▶ **Some records**:

====

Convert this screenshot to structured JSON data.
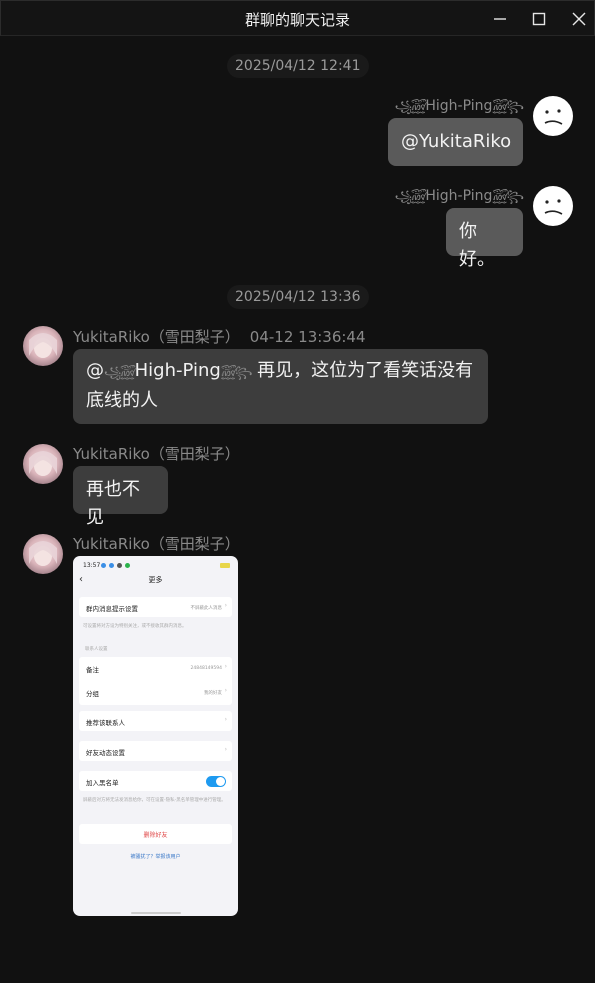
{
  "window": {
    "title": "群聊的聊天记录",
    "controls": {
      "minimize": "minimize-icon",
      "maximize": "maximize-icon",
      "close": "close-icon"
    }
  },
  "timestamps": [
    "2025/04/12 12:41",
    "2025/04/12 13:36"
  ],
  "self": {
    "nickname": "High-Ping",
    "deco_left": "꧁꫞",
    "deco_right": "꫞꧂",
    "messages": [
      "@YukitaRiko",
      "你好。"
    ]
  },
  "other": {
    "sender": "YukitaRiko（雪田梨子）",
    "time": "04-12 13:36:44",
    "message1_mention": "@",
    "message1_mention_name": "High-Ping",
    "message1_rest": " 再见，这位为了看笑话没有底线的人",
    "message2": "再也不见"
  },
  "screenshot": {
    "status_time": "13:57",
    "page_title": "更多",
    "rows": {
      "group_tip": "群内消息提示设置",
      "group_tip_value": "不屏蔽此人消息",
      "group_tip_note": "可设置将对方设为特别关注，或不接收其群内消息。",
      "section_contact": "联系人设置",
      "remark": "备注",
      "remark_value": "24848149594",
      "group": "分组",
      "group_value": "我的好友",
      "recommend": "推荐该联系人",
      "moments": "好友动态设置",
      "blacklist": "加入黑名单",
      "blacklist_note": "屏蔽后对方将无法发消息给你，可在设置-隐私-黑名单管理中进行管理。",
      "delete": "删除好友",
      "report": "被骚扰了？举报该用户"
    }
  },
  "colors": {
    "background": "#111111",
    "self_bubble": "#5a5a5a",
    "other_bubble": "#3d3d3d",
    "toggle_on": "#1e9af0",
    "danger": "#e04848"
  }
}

====

▶ **STATED GOAL**: Wherever "High" shows up in a line, copy that line.

▶ **TASK SOLUTION**:
    "nickname": "High-Ping",
    "message1_mention_name": "High-Ping",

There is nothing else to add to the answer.